-------- Provided records

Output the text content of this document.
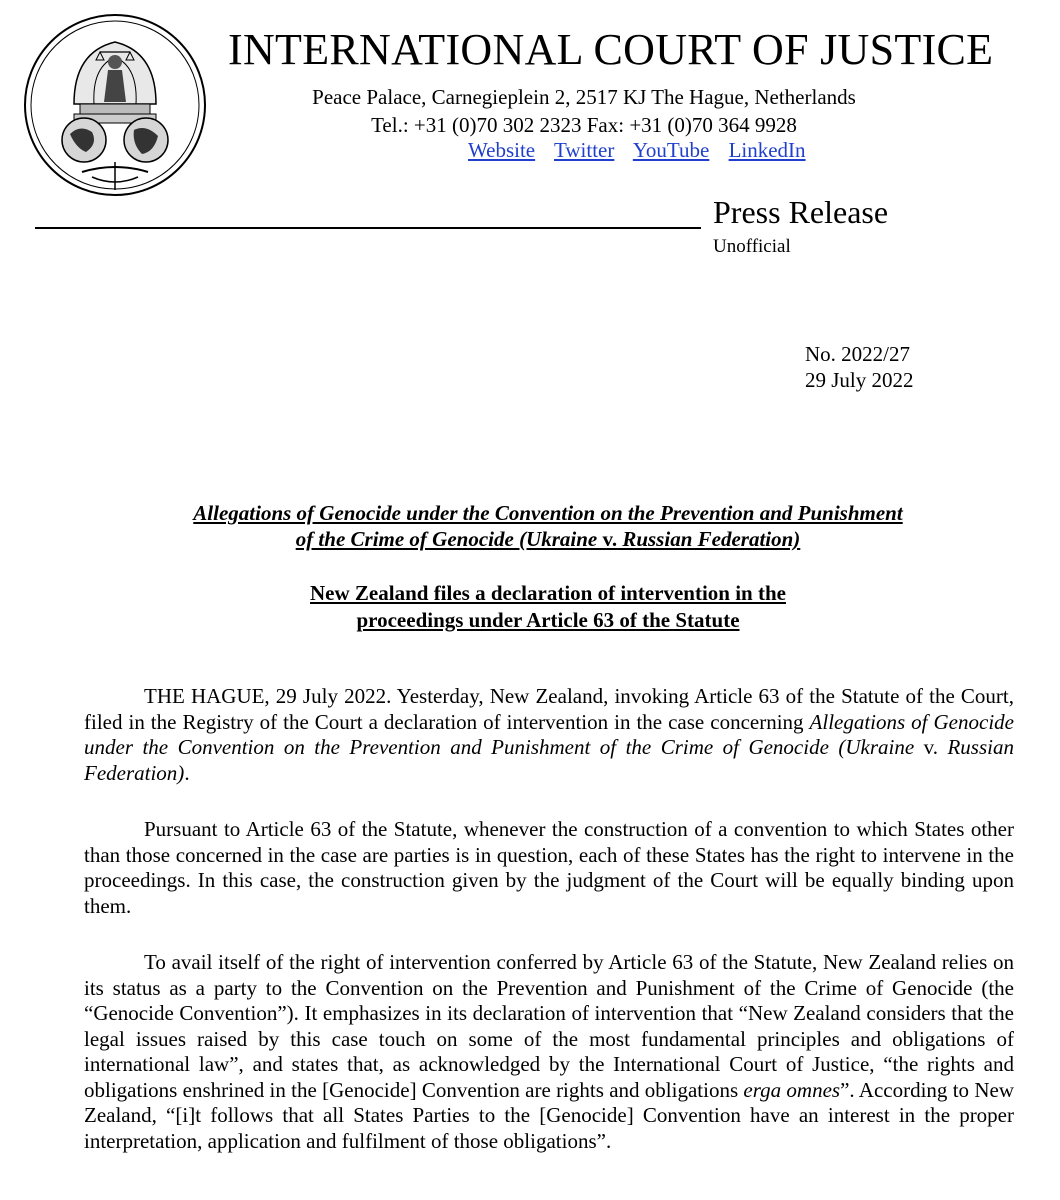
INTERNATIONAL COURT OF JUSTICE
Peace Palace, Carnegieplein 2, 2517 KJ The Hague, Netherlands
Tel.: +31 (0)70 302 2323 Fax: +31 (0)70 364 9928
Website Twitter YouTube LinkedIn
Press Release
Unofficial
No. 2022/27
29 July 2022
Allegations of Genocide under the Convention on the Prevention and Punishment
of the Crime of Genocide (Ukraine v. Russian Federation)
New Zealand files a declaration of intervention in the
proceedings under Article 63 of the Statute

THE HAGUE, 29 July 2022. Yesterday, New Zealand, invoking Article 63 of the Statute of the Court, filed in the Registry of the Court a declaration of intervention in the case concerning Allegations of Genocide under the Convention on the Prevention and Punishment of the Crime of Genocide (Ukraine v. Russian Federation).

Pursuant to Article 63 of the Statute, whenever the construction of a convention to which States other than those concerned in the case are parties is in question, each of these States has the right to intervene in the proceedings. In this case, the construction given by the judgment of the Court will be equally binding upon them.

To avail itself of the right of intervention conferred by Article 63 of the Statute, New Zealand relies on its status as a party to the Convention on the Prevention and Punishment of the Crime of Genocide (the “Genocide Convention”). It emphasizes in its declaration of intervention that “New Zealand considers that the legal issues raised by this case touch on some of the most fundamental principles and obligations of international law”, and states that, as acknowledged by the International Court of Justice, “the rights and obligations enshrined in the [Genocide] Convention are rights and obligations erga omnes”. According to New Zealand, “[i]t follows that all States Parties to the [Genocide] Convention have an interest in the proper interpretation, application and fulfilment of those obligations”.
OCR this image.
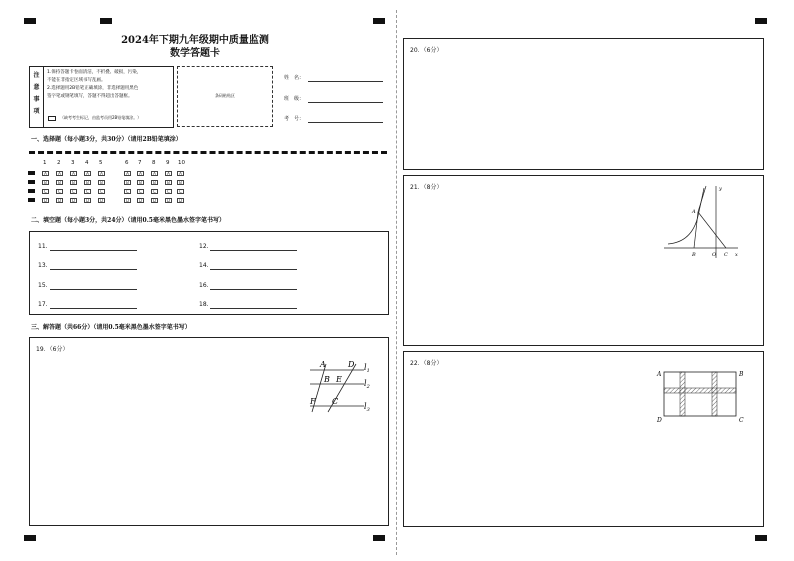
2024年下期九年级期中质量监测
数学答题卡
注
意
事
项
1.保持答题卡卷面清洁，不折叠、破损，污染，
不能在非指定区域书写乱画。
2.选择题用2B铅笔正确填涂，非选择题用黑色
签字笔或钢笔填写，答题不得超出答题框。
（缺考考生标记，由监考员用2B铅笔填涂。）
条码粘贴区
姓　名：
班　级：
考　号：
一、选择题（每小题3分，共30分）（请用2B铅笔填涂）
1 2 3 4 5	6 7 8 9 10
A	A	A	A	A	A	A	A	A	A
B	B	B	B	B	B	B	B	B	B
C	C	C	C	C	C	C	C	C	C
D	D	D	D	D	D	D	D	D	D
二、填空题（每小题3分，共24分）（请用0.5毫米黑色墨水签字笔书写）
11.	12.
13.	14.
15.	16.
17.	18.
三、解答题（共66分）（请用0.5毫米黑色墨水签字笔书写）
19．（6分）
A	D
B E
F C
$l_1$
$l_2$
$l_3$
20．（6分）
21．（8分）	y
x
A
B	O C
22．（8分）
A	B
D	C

----------------

Exercise aim
Go through the records and pull out each line that includes the word "Ukraine".

Exercise output
of the Crime of Genocide (Ukraine v. Russian Federation)
THE HAGUE, 29 July 2022. Yesterday, New Zealand, invoking Article 63 of the Statute of the Court, filed in the Registry of the Court a declaration of intervention in the case concerning Allegations of Genocide under the Convention on the Prevention and Punishment of the Crime of Genocide (Ukraine v. Russian Federation).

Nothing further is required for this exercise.